_Excerpt provided_
------
Bug 23194 - Malformed use of poll(2) in the dbus-daemon
Summary: Malformed use of poll(2) in the dbus-daemon
Status: RESOLVED FIXED
Alias: None
Product: dbus
Classification: Unclassified
Component: core (show other bugs)
Version: 1.5
Hardware: All All
: high critical
Assignee: Simon McVittie
QA Contact: John (J5) Palmieri
URL: http://cgit.freedesktop.org/~smcv/dbu...
Whiteboard:
Keywords: patch
: 33837 (view as bug list)
Depends on: 33126 33336 33342
Blocks: 33337 33474 dbus-1.5
  Show dependency treegraph
 
Reported: 2009-08-07 04:57 UTC by Thiago Macieira
Modified: 2011-06-13 09:45 UTC (History)
6 users (show)

See Also:
i915 platform:
i915 features:


Attachments
DBusLoop: store watches in a hash table keyed by fd (14.81 KB, patch)
2011-01-25 07:58 UTC, Simon McVittie
Details | Splinter Review
bus-test: close fds beyond 2 on startup (2.67 KB, patch)
2011-01-25 07:59 UTC, Simon McVittie
Details | Splinter Review
dbus-mainloop: stylistic fix: don't use link->data directly (1.24 KB, patch)
2011-04-07 10:01 UTC, Simon McVittie
Details | Splinter Review
[3] Rename cull_watches_for_fd() based on Thiago's review (1.05 KB, patch)
2011-06-13 04:51 UTC, Simon McVittie
Details | Splinter Review

Description Thiago Macieira 2009-08-07 04:57:14 UTC
It's possible to make dbus-daemon stop responding at all to any requests, with some effort. It's caused by its buggy use of poll(2).

The manual for poll says:
       EINVAL The nfds value exceeds the RLIMIT_NOFILE value.

The code in dbus-mainloop.c never checks for error conditions returning from poll() / _dbus_poll(), assuming that errors cannot happen. EBADF and EFAULT cannot happen in a properly constructed application, ENOMEM should be self-corrected by the kernel and EINTR is harmless.

However, EINVAL can only be recovered from by trying to poll less file descriptors. It can also be prevented by properly constructing the application, which D-Bus isn't doing.

The reason why nfds got over the limit is because the code is creating one entry for POLLIN and another for POLLOUT. So it's possible to cause the problem to occur by opening more than 512 connections to the bus and making it try to write to most of those.
------
_Entries_

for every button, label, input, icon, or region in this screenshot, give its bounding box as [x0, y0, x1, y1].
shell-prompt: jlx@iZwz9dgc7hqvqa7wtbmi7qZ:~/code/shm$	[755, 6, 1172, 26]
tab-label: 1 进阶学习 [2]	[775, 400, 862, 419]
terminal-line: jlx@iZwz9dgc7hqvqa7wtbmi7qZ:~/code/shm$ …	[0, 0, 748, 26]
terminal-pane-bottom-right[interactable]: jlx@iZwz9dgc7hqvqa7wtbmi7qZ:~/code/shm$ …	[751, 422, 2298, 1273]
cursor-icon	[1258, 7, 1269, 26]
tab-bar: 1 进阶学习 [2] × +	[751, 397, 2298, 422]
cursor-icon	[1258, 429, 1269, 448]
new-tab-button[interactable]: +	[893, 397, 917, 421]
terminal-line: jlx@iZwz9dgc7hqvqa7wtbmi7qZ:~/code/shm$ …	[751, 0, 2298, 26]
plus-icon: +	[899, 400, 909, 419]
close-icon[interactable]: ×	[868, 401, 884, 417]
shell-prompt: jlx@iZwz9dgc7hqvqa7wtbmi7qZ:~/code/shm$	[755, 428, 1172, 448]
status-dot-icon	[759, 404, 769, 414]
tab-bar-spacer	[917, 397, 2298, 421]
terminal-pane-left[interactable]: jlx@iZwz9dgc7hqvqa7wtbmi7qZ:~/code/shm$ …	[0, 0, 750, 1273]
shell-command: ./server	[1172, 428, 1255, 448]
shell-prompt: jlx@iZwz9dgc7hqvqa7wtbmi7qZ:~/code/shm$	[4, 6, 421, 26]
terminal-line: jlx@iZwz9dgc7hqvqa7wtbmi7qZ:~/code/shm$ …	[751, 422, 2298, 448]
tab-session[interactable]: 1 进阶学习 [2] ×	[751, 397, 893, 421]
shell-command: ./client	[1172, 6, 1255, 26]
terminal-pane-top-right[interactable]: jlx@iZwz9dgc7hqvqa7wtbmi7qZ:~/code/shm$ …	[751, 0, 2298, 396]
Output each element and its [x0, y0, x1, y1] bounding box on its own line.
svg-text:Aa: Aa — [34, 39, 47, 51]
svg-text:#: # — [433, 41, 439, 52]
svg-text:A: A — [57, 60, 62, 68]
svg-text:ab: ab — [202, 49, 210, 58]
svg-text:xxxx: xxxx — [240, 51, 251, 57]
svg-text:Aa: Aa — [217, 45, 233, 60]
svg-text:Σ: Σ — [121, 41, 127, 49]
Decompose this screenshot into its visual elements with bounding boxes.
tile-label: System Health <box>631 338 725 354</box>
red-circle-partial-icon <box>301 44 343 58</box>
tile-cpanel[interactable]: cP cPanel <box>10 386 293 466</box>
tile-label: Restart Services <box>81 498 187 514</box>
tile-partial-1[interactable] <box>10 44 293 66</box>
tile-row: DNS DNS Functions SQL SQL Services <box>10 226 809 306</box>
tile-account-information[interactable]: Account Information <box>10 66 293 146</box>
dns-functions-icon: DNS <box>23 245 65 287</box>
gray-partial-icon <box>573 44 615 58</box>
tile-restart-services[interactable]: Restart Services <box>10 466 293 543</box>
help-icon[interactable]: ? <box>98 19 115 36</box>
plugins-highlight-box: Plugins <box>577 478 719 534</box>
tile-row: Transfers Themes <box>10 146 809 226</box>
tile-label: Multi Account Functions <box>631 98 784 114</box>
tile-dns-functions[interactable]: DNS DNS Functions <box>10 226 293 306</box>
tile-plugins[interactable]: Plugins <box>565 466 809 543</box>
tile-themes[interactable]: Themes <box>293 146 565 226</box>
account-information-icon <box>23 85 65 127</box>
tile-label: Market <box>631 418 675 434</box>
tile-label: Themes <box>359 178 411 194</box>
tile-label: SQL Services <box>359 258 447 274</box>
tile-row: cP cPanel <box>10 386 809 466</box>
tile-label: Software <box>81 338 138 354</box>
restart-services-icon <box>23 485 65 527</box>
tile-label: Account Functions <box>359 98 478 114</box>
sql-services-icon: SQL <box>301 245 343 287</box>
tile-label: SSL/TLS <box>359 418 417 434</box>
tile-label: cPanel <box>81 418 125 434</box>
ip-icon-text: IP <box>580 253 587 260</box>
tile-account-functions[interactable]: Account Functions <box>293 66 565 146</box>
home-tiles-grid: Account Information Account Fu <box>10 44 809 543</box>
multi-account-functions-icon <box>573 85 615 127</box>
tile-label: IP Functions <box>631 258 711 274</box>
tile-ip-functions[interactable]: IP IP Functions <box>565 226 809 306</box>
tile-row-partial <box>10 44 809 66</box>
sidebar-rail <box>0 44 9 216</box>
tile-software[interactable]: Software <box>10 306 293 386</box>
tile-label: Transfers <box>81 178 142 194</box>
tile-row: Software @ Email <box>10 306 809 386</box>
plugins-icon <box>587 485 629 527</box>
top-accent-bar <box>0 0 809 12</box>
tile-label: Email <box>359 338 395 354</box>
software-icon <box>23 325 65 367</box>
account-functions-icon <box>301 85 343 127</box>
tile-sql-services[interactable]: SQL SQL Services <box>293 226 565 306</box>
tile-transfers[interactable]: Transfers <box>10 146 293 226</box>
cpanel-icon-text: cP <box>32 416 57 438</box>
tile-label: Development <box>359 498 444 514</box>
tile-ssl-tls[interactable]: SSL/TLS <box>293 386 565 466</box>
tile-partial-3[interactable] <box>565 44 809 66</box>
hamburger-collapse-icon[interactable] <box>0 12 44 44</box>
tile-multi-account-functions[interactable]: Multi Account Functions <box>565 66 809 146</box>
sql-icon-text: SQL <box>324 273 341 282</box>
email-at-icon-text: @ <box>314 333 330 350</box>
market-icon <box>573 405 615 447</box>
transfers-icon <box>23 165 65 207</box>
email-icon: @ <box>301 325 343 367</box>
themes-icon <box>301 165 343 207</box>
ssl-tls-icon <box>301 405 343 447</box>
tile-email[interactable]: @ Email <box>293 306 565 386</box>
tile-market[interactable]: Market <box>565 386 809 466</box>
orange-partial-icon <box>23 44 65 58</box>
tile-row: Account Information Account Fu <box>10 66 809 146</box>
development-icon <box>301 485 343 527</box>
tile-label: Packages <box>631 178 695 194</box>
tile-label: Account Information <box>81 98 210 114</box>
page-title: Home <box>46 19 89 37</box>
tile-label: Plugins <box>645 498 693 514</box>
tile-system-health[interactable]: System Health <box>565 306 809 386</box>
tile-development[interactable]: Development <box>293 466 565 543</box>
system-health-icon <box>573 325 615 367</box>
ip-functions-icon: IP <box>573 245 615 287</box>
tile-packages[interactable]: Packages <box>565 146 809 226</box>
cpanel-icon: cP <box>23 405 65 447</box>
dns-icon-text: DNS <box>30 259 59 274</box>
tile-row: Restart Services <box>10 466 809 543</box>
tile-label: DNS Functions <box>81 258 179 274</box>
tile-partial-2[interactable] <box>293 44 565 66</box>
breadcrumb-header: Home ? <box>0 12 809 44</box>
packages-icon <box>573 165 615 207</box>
------
_Task 1_
In the bug report, which poll() error can only be recovered from by polling fewer file descriptors?
_Task 2_
From the bug report, extract the passage that begins with the words "2011-01-25 07:59 UTC, Simon" and ends with "(1.05 KB, patch)".
The listing has no role here.

_Right answer 1_
EINVAL

_Right answer 2_
2011-01-25 07:59 UTC, Simon McVittie
Details | Splinter Review
dbus-mainloop: stylistic fix: don't use link->data directly (1.24 KB, patch)
2011-04-07 10:01 UTC, Simon McVittie
Details | Splinter Review
[3] Rename cull_watches_for_fd() based on Thiago's review (1.05 KB, patch)